• Direction
All of the material should be reproduced exactly, with pictures left out.

• Dataset records
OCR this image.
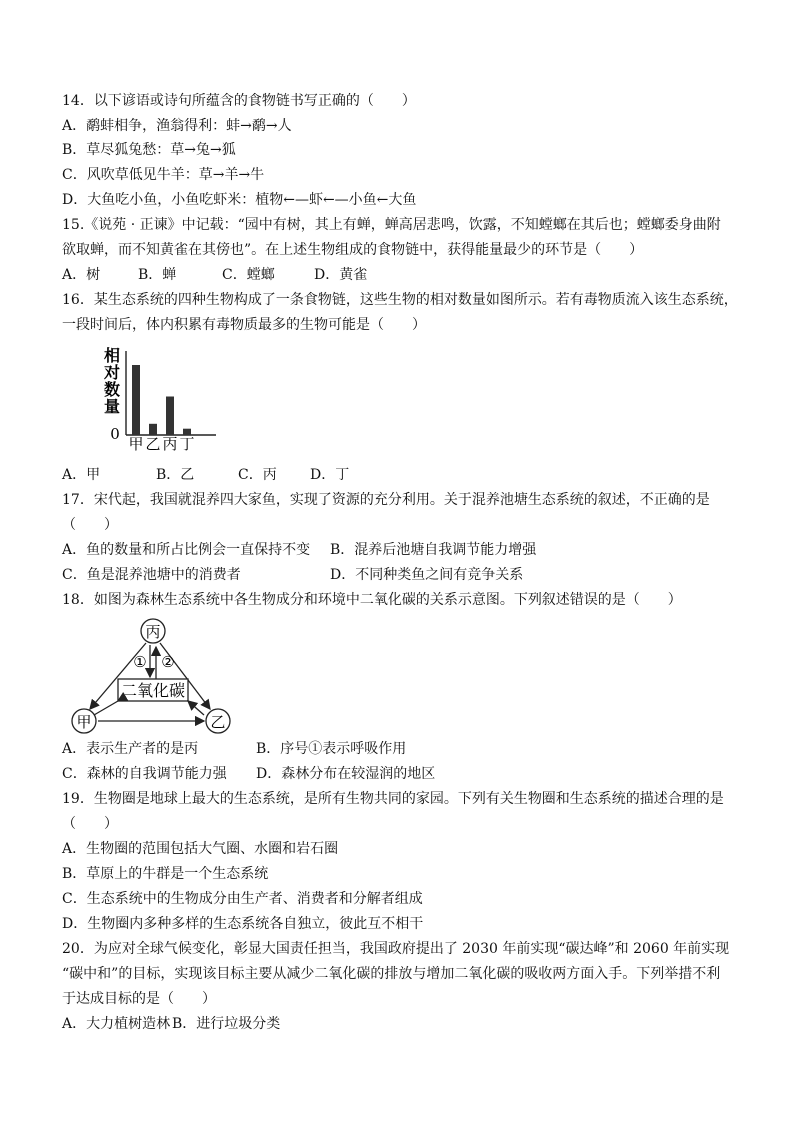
14．以下谚语或诗句所蕴含的食物链书写正确的（　　）
A．鹬蚌相争，渔翁得利：蚌→鹬→人
B．草尽狐兔愁：草→兔→狐
C．风吹草低见牛羊：草→羊→牛
D．大鱼吃小鱼，小鱼吃虾米：植物←—虾←—小鱼←大鱼
15.《说苑 · 正谏》中记载：“园中有树，其上有蝉，蝉高居悲鸣，饮露，不知螳螂在其后也；螳螂委身曲附
欲取蝉，而不知黄雀在其傍也”。在上述生物组成的食物链中，获得能量最少的环节是（　　）
A．树	B．蝉	C．螳螂	D．黄雀
16．某生态系统的四种生物构成了一条食物链，这些生物的相对数量如图所示。若有毒物质流入该生态系统，
一段时间后，体内积累有毒物质最多的生物可能是（　　）
相
对
数
量
0
甲 乙 丙 丁
A．甲	B．乙	C．丙 D．丁
17．宋代起，我国就混养四大家鱼，实现了资源的充分利用。关于混养池塘生态系统的叙述，不正确的是
（　　）
A．鱼的数量和所占比例会一直保持不变 B．混养后池塘自我调节能力增强
C．鱼是混养池塘中的消费者	D．不同种类鱼之间有竞争关系
18．如图为森林生态系统中各生物成分和环境中二氧化碳的关系示意图。下列叙述错误的是（　　）
二氧化碳
① ②
丙
甲	乙
A．表示生产者的是丙	B．序号①表示呼吸作用
C．森林的自我调节能力强 D．森林分布在较湿润的地区
19．生物圈是地球上最大的生态系统，是所有生物共同的家园。下列有关生物圈和生态系统的描述合理的是
（　　）
A．生物圈的范围包括大气圈、水圈和岩石圈
B．草原上的牛群是一个生态系统
C．生态系统中的生物成分由生产者、消费者和分解者组成
D．生物圈内多种多样的生态系统各自独立，彼此互不相干
20．为应对全球气候变化，彰显大国责任担当，我国政府提出了 2030 年前实现“碳达峰”和 2060 年前实现
“碳中和”的目标，实现该目标主要从减少二氧化碳的排放与增加二氧化碳的吸收两方面入手。下列举措不利
于达成目标的是（　　）
A．大力植树造林 B．进行垃圾分类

• Correct result
OCR this image.
14．以下谚语或诗句所蕴含的食物链书写正确的（　　）
A．鹬蚌相争，渔翁得利：蚌→鹬→人
B．草尽狐兔愁：草→兔→狐
C．风吹草低见牛羊：草→羊→牛
D．大鱼吃小鱼，小鱼吃虾米：植物←—虾←—小鱼←大鱼
15.《说苑 · 正谏》中记载：“园中有树，其上有蝉，蝉高居悲鸣，饮露，不知螳螂在其后也；螳螂委身曲附
欲取蝉，而不知黄雀在其傍也”。在上述生物组成的食物链中，获得能量最少的环节是（　　）
A．树	B．蝉	C．螳螂	D．黄雀
16．某生态系统的四种生物构成了一条食物链，这些生物的相对数量如图所示。若有毒物质流入该生态系统，
一段时间后，体内积累有毒物质最多的生物可能是（　　）
相
对
数
量
0
甲 乙 丙 丁
A．甲	B．乙	C．丙 D．丁
17．宋代起，我国就混养四大家鱼，实现了资源的充分利用。关于混养池塘生态系统的叙述，不正确的是
（　　）
A．鱼的数量和所占比例会一直保持不变 B．混养后池塘自我调节能力增强
C．鱼是混养池塘中的消费者	D．不同种类鱼之间有竞争关系
18．如图为森林生态系统中各生物成分和环境中二氧化碳的关系示意图。下列叙述错误的是（　　）
二氧化碳
① ②
丙
甲	乙
A．表示生产者的是丙	B．序号①表示呼吸作用
C．森林的自我调节能力强 D．森林分布在较湿润的地区
19．生物圈是地球上最大的生态系统，是所有生物共同的家园。下列有关生物圈和生态系统的描述合理的是
（　　）
A．生物圈的范围包括大气圈、水圈和岩石圈
B．草原上的牛群是一个生态系统
C．生态系统中的生物成分由生产者、消费者和分解者组成
D．生物圈内多种多样的生态系统各自独立，彼此互不相干
20．为应对全球气候变化，彰显大国责任担当，我国政府提出了 2030 年前实现“碳达峰”和 2060 年前实现
“碳中和”的目标，实现该目标主要从减少二氧化碳的排放与增加二氧化碳的吸收两方面入手。下列举措不利
于达成目标的是（　　）
A．大力植树造林 B．进行垃圾分类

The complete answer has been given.